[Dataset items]
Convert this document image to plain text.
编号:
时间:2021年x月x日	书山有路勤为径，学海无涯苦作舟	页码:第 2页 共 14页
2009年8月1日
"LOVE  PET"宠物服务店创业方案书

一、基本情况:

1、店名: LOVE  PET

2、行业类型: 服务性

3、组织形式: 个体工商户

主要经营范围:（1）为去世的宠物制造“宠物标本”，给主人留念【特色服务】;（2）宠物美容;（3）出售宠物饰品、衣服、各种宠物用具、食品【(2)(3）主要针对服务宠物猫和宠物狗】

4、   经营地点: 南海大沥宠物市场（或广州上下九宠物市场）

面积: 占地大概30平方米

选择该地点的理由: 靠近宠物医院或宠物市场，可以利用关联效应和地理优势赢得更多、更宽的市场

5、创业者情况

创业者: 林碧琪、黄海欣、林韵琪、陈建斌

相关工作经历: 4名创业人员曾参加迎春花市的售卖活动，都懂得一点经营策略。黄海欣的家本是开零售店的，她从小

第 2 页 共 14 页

- [To be done] Return what is listed above, exactly and completely.

- [Problem solution]
Convert this document image to plain text.
编号:
时间:2021年x月x日	书山有路勤为径，学海无涯苦作舟	页码:第 2页 共 14页
2009年8月1日
"LOVE  PET"宠物服务店创业方案书

一、基本情况:

1、店名: LOVE  PET

2、行业类型: 服务性

3、组织形式: 个体工商户

主要经营范围:（1）为去世的宠物制造“宠物标本”，给主人留念【特色服务】;（2）宠物美容;（3）出售宠物饰品、衣服、各种宠物用具、食品【(2)(3）主要针对服务宠物猫和宠物狗】

4、   经营地点: 南海大沥宠物市场（或广州上下九宠物市场）

面积: 占地大概30平方米

选择该地点的理由: 靠近宠物医院或宠物市场，可以利用关联效应和地理优势赢得更多、更宽的市场

5、创业者情况

创业者: 林碧琪、黄海欣、林韵琪、陈建斌

相关工作经历: 4名创业人员曾参加迎春花市的售卖活动，都懂得一点经营策略。黄海欣的家本是开零售店的，她从小

第 2 页 共 14 页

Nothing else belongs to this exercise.